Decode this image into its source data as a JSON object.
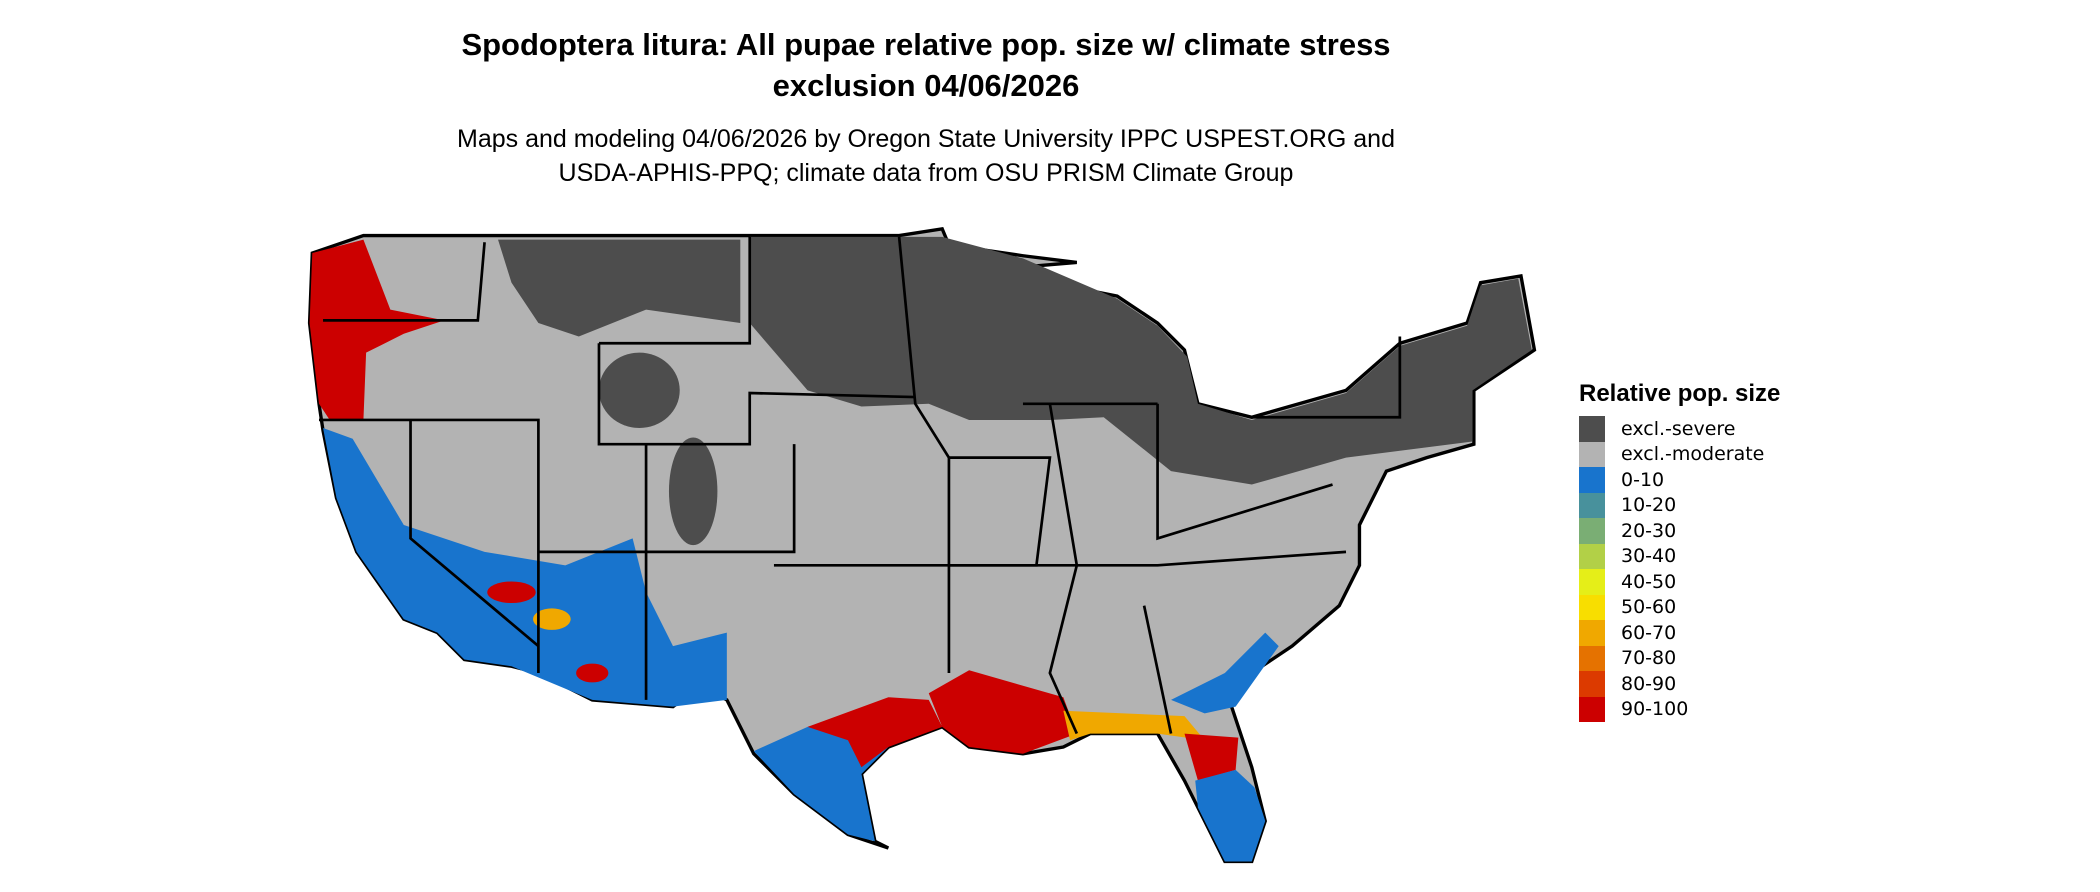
{
  "title_line1": "Spodoptera litura: All pupae relative pop. size w/ climate stress",
  "title_line2": "exclusion 04/06/2026",
  "subtitle_line1": "Maps and modeling 04/06/2026 by Oregon State University IPPC USPEST.ORG and",
  "subtitle_line2": "USDA-APHIS-PPQ; climate data from OSU PRISM Climate Group",
  "legend": {
    "title": "Relative pop. size",
    "items": [
      {
        "label": "excl.-severe",
        "color": "#4d4d4d"
      },
      {
        "label": "excl.-moderate",
        "color": "#b3b3b3"
      },
      {
        "label": "0-10",
        "color": "#1874cd"
      },
      {
        "label": "10-20",
        "color": "#48919c"
      },
      {
        "label": "20-30",
        "color": "#7aae74"
      },
      {
        "label": "30-40",
        "color": "#b2d047"
      },
      {
        "label": "40-50",
        "color": "#e5ee18"
      },
      {
        "label": "50-60",
        "color": "#f8de00"
      },
      {
        "label": "60-70",
        "color": "#f0a800"
      },
      {
        "label": "70-80",
        "color": "#e57200"
      },
      {
        "label": "80-90",
        "color": "#dc3a00"
      },
      {
        "label": "90-100",
        "color": "#cc0000"
      }
    ]
  },
  "chart_data": {
    "type": "map",
    "region": "Contiguous United States",
    "legend_placement": "right"
  }
}
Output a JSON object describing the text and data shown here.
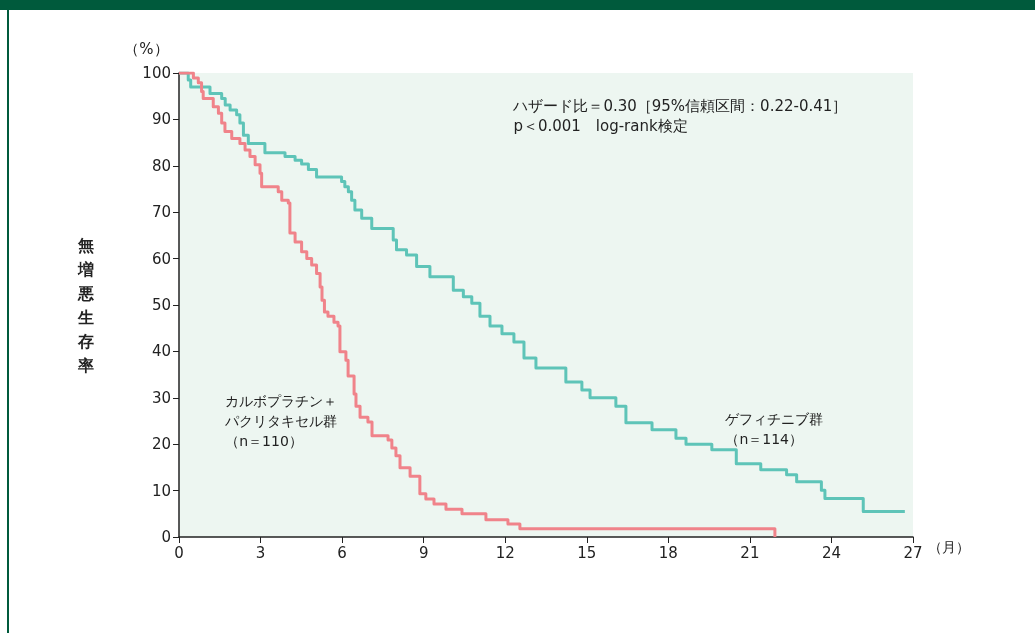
{
  "chart_data": {
    "type": "step",
    "xlabel": "（月）",
    "ylabel": "無増悪生存率",
    "annotations": [
      "ハザード比＝0.30［95%信頼区間：0.22-0.41］\np＜0.001　log-rank検定",
      "（%）"
    ],
    "xlim": [
      0,
      27
    ],
    "xticks": [
      0,
      3,
      6,
      9,
      12,
      15,
      18,
      21,
      24,
      27
    ],
    "ylim": [
      0,
      100
    ],
    "yticks": [
      0,
      10,
      20,
      30,
      40,
      50,
      60,
      70,
      80,
      90,
      100
    ],
    "grid": false,
    "legend": false,
    "marker": "none",
    "line_style": "solid",
    "series": [
      {
        "name": "ゲフィチニブ群（n＝114）",
        "color": "#5ec4b8",
        "x": [
          0,
          0.34,
          0.43,
          1.14,
          1.57,
          1.7,
          1.88,
          2.12,
          2.24,
          2.37,
          2.55,
          3.16,
          3.9,
          4.27,
          4.51,
          4.76,
          5.06,
          5.98,
          6.1,
          6.23,
          6.35,
          6.47,
          6.72,
          7.09,
          7.88,
          8.0,
          8.37,
          8.74,
          9.23,
          10.09,
          10.46,
          10.77,
          11.07,
          11.44,
          11.88,
          12.32,
          12.69,
          13.13,
          14.23,
          14.82,
          15.12,
          16.07,
          16.44,
          17.4,
          18.28,
          18.65,
          19.6,
          20.5,
          21.4,
          22.35,
          22.72,
          23.63,
          23.76,
          25.17,
          26.7
        ],
        "values": [
          100,
          98.5,
          97,
          95.6,
          94.5,
          93.1,
          92,
          91,
          89.2,
          86.6,
          84.8,
          82.8,
          82,
          81.2,
          80.4,
          79.2,
          77.6,
          76.6,
          75.5,
          74.4,
          72.6,
          70.5,
          68.7,
          66.5,
          64,
          61.9,
          60.8,
          58.3,
          56.1,
          53.2,
          51.8,
          50.4,
          47.6,
          45.5,
          43.8,
          42,
          38.6,
          36.4,
          33.4,
          31.7,
          30,
          28.2,
          24.6,
          23.1,
          21.3,
          20,
          18.8,
          15.8,
          14.5,
          13.4,
          11.9,
          10.1,
          8.3,
          5.5,
          5.5
        ]
      },
      {
        "name": "カルボプラチン＋パクリタキセル群（n＝110）",
        "color": "#f0838a",
        "x": [
          0,
          0.53,
          0.71,
          0.83,
          0.89,
          1.26,
          1.45,
          1.57,
          1.69,
          1.94,
          2.24,
          2.43,
          2.61,
          2.8,
          2.98,
          3.04,
          3.65,
          3.78,
          4.02,
          4.08,
          4.27,
          4.51,
          4.7,
          4.88,
          5.06,
          5.19,
          5.26,
          5.35,
          5.48,
          5.7,
          5.85,
          5.92,
          6.14,
          6.22,
          6.44,
          6.51,
          6.66,
          6.95,
          7.1,
          7.69,
          7.83,
          7.98,
          8.13,
          8.5,
          8.86,
          9.08,
          9.38,
          9.82,
          10.41,
          11.29,
          12.1,
          12.54,
          21.92
        ],
        "values": [
          100,
          98.9,
          97.9,
          96,
          94.5,
          92.7,
          91.3,
          89.2,
          87.4,
          85.9,
          84.8,
          83.4,
          82,
          80.2,
          78.4,
          75.5,
          74.4,
          72.6,
          72,
          65.5,
          63.6,
          61.5,
          60,
          58.6,
          56.8,
          53.9,
          51,
          48.5,
          47.6,
          46.3,
          45.5,
          39.9,
          38.1,
          34.7,
          30.8,
          28.2,
          25.8,
          24.8,
          21.8,
          20.9,
          19.2,
          17.5,
          14.9,
          13.1,
          9.3,
          8.2,
          7.1,
          6,
          5,
          3.7,
          2.8,
          1.8,
          0
        ]
      }
    ]
  }
}
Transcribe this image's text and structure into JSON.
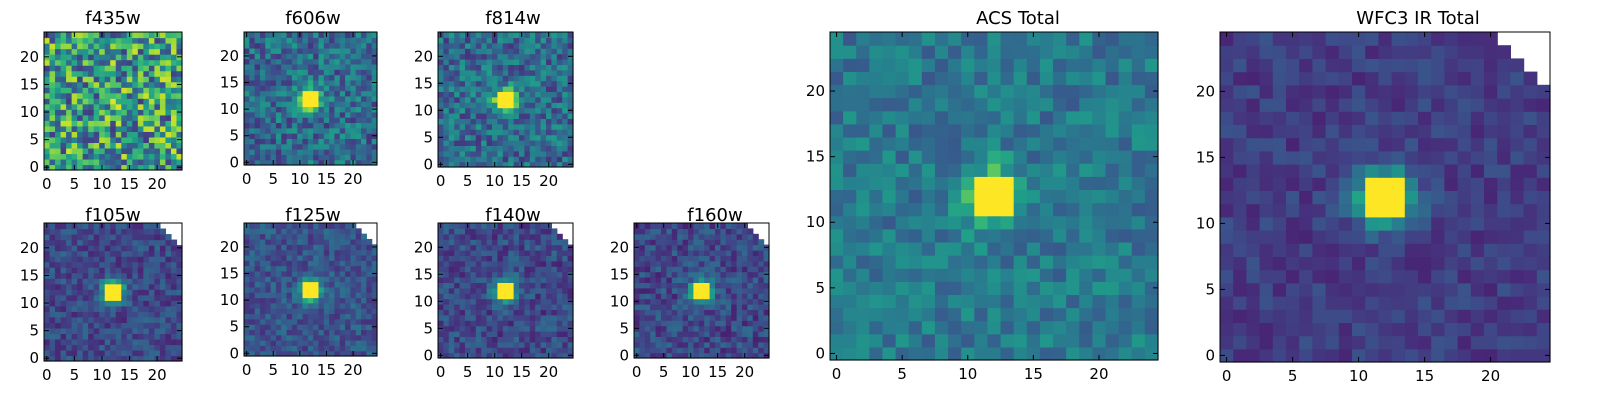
{
  "chart_data": [
    {
      "type": "heatmap",
      "title": "f435w",
      "x_ticks": [
        "0",
        "5",
        "10",
        "15",
        "20"
      ],
      "y_ticks": [
        "0",
        "5",
        "10",
        "15",
        "20"
      ],
      "xlim": [
        0,
        25
      ],
      "ylim": [
        0,
        25
      ],
      "colormap": "viridis",
      "source_peak": [
        12,
        12
      ],
      "source_strength": 0.05,
      "background_level": 0.55,
      "noise_level": 0.38,
      "masked_corner_top_right": false
    },
    {
      "type": "heatmap",
      "title": "f606w",
      "x_ticks": [
        "0",
        "5",
        "10",
        "15",
        "20"
      ],
      "y_ticks": [
        "0",
        "5",
        "10",
        "15",
        "20"
      ],
      "xlim": [
        0,
        25
      ],
      "ylim": [
        0,
        25
      ],
      "colormap": "viridis",
      "source_peak": [
        12,
        12
      ],
      "source_strength": 0.78,
      "background_level": 0.35,
      "noise_level": 0.2,
      "masked_corner_top_right": false
    },
    {
      "type": "heatmap",
      "title": "f814w",
      "x_ticks": [
        "0",
        "5",
        "10",
        "15",
        "20"
      ],
      "y_ticks": [
        "0",
        "5",
        "10",
        "15",
        "20"
      ],
      "xlim": [
        0,
        25
      ],
      "ylim": [
        0,
        25
      ],
      "colormap": "viridis",
      "source_peak": [
        12,
        12
      ],
      "source_strength": 0.78,
      "background_level": 0.35,
      "noise_level": 0.2,
      "masked_corner_top_right": false
    },
    {
      "type": "heatmap",
      "title": "f105w",
      "x_ticks": [
        "0",
        "5",
        "10",
        "15",
        "20"
      ],
      "y_ticks": [
        "0",
        "5",
        "10",
        "15",
        "20"
      ],
      "xlim": [
        0,
        25
      ],
      "ylim": [
        0,
        25
      ],
      "colormap": "viridis",
      "source_peak": [
        12,
        12
      ],
      "source_strength": 0.72,
      "background_level": 0.22,
      "noise_level": 0.12,
      "masked_corner_top_right": true
    },
    {
      "type": "heatmap",
      "title": "f125w",
      "x_ticks": [
        "0",
        "5",
        "10",
        "15",
        "20"
      ],
      "y_ticks": [
        "0",
        "5",
        "10",
        "15",
        "20"
      ],
      "xlim": [
        0,
        25
      ],
      "ylim": [
        0,
        25
      ],
      "colormap": "viridis",
      "source_peak": [
        12,
        12
      ],
      "source_strength": 0.72,
      "background_level": 0.26,
      "noise_level": 0.12,
      "masked_corner_top_right": true
    },
    {
      "type": "heatmap",
      "title": "f140w",
      "x_ticks": [
        "0",
        "5",
        "10",
        "15",
        "20"
      ],
      "y_ticks": [
        "0",
        "5",
        "10",
        "15",
        "20"
      ],
      "xlim": [
        0,
        25
      ],
      "ylim": [
        0,
        25
      ],
      "colormap": "viridis",
      "source_peak": [
        12,
        12
      ],
      "source_strength": 0.72,
      "background_level": 0.22,
      "noise_level": 0.13,
      "masked_corner_top_right": true
    },
    {
      "type": "heatmap",
      "title": "f160w",
      "x_ticks": [
        "0",
        "5",
        "10",
        "15",
        "20"
      ],
      "y_ticks": [
        "0",
        "5",
        "10",
        "15",
        "20"
      ],
      "xlim": [
        0,
        25
      ],
      "ylim": [
        0,
        25
      ],
      "colormap": "viridis",
      "source_peak": [
        12,
        12
      ],
      "source_strength": 0.72,
      "background_level": 0.22,
      "noise_level": 0.13,
      "masked_corner_top_right": true
    },
    {
      "type": "heatmap",
      "title": "ACS Total",
      "x_ticks": [
        "0",
        "5",
        "10",
        "15",
        "20"
      ],
      "y_ticks": [
        "0",
        "5",
        "10",
        "15",
        "20"
      ],
      "xlim": [
        0,
        25
      ],
      "ylim": [
        0,
        25
      ],
      "colormap": "viridis",
      "source_peak": [
        12,
        12
      ],
      "source_strength": 0.62,
      "background_level": 0.4,
      "noise_level": 0.13,
      "masked_corner_top_right": false
    },
    {
      "type": "heatmap",
      "title": "WFC3 IR Total",
      "x_ticks": [
        "0",
        "5",
        "10",
        "15",
        "20"
      ],
      "y_ticks": [
        "0",
        "5",
        "10",
        "15",
        "20"
      ],
      "xlim": [
        0,
        25
      ],
      "ylim": [
        0,
        25
      ],
      "colormap": "viridis",
      "source_peak": [
        12,
        12
      ],
      "source_strength": 0.78,
      "background_level": 0.18,
      "noise_level": 0.08,
      "masked_corner_top_right": true
    }
  ]
}
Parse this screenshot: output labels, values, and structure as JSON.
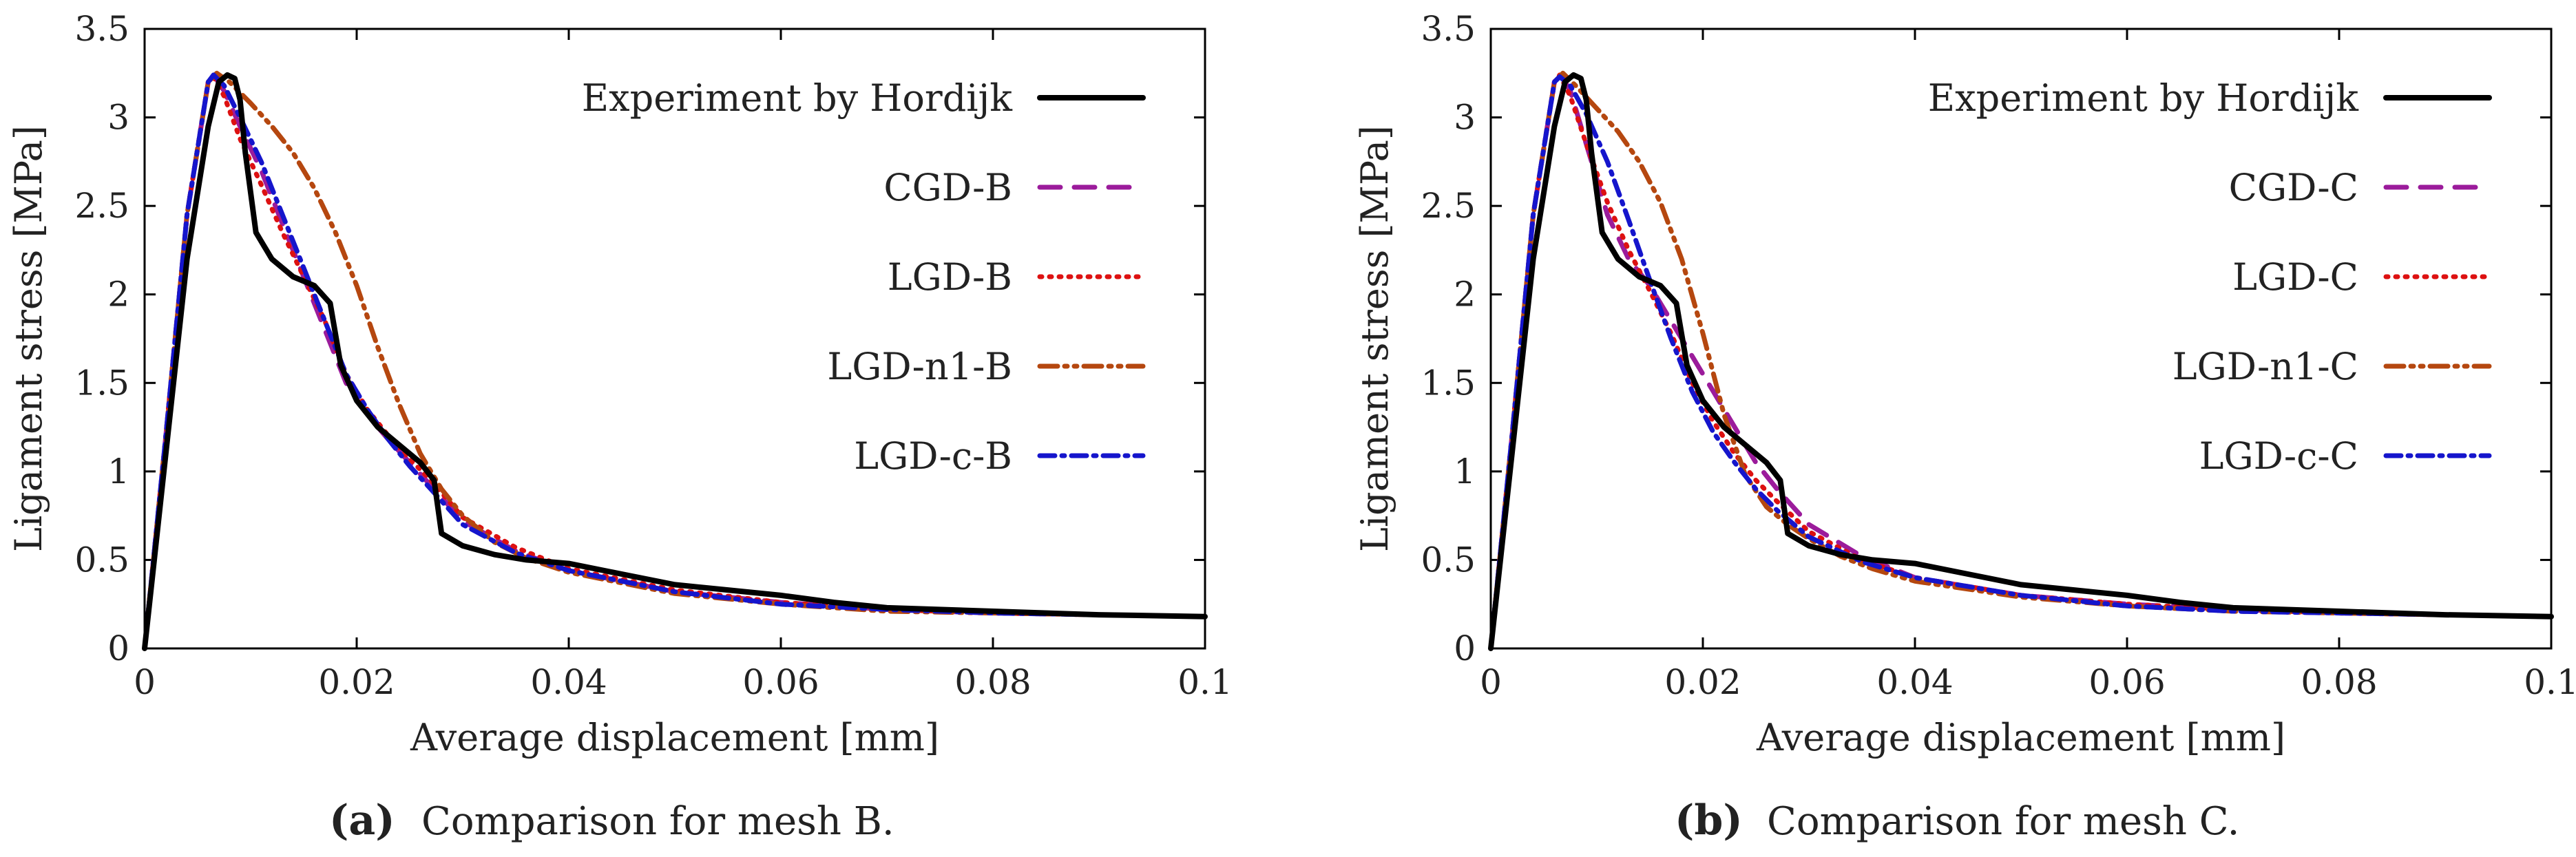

════════

Copy whichever lines in the listing above contain the word "text".

Completed exercise:
Output a JSON object describing the text and data shown here.
Transcribe this image's text and structure into JSON.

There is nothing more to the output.